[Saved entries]
* * * *

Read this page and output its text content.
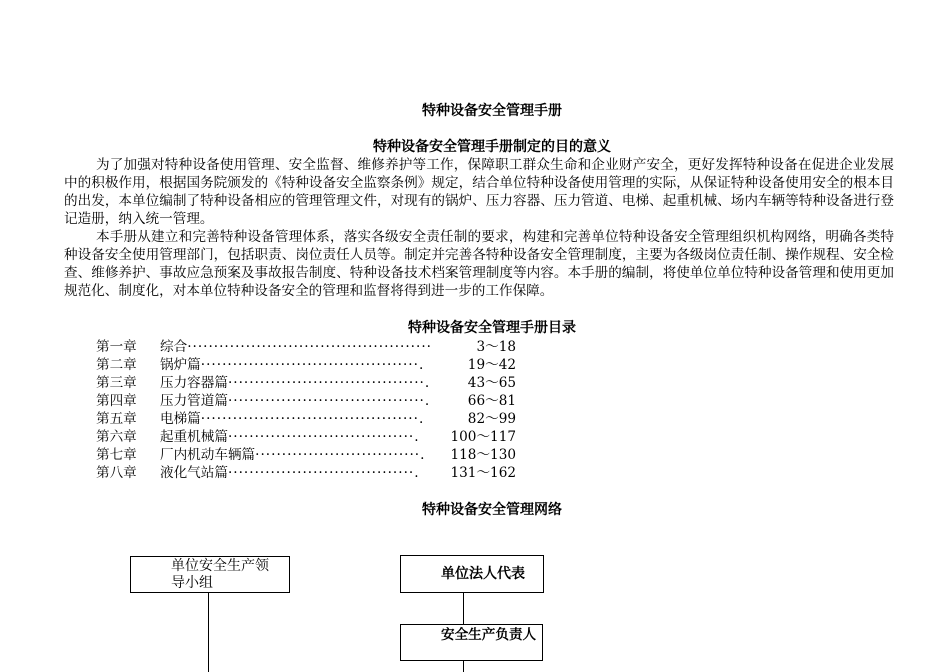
特种设备安全管理手册
特种设备安全管理手册制定的目的意义

为了加强对特种设备使用管理、安全监督、维修养护等工作，保障职工群众生命和企业财产安全，更好发挥特种设备在促进企业发展中的积极作用，根据国务院颁发的《特种设备安全监察条例》规定，结合单位特种设备使用管理的实际，从保证特种设备使用安全的根本目的出发，本单位编制了特种设备相应的管理管理文件，对现有的锅炉、压力容器、压力管道、电梯、起重机械、场内车辆等特种设备进行登记造册，纳入统一管理。

本手册从建立和完善特种设备管理体系，落实各级安全责任制的要求，构建和完善单位特种设备安全管理组织机构网络，明确各类特种设备安全使用管理部门，包括职责、岗位责任人员等。制定并完善各特种设备安全管理制度，主要为各级岗位责任制、操作规程、安全检查、维修养护、事故应急预案及事故报告制度、特种设备技术档案管理制度等内容。本手册的编制，将使单位单位特种设备管理和使用更加规范化、制度化，对本单位特种设备安全的管理和监督将得到进一步的工作保障。

特种设备安全管理手册目录
第一章	综合 ··············································	3～18
第二章	锅炉篇 ·········································.	19～42
第三章	压力容器篇 ·····································.	43～65
第四章	压力管道篇 ·····································.	66～81
第五章	电梯篇 ·········································.	82～99
第六章	起重机械篇 ···································.	100～117
第七章	厂内机动车辆篇 ·······························.	118～130
第八章	液化气站篇 ···································.	131～162
特种设备安全管理网络
单位安全生产领导小组
单位法人代表
安全生产负责人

* * * *

## Stated goal
Transcribe the complete set of entries verbatim. No pictures belong in the copy.

## Response for this exercise
Read this page and output its text content.
特种设备安全管理手册
特种设备安全管理手册制定的目的意义

为了加强对特种设备使用管理、安全监督、维修养护等工作，保障职工群众生命和企业财产安全，更好发挥特种设备在促进企业发展中的积极作用，根据国务院颁发的《特种设备安全监察条例》规定，结合单位特种设备使用管理的实际，从保证特种设备使用安全的根本目的出发，本单位编制了特种设备相应的管理管理文件，对现有的锅炉、压力容器、压力管道、电梯、起重机械、场内车辆等特种设备进行登记造册，纳入统一管理。

本手册从建立和完善特种设备管理体系，落实各级安全责任制的要求，构建和完善单位特种设备安全管理组织机构网络，明确各类特种设备安全使用管理部门，包括职责、岗位责任人员等。制定并完善各特种设备安全管理制度，主要为各级岗位责任制、操作规程、安全检查、维修养护、事故应急预案及事故报告制度、特种设备技术档案管理制度等内容。本手册的编制，将使单位单位特种设备管理和使用更加规范化、制度化，对本单位特种设备安全的管理和监督将得到进一步的工作保障。

特种设备安全管理手册目录
第一章	综合 ··············································	3～18
第二章	锅炉篇 ·········································.	19～42
第三章	压力容器篇 ·····································.	43～65
第四章	压力管道篇 ·····································.	66～81
第五章	电梯篇 ·········································.	82～99
第六章	起重机械篇 ···································.	100～117
第七章	厂内机动车辆篇 ·······························.	118～130
第八章	液化气站篇 ···································.	131～162
特种设备安全管理网络
单位安全生产领导小组
单位法人代表
安全生产负责人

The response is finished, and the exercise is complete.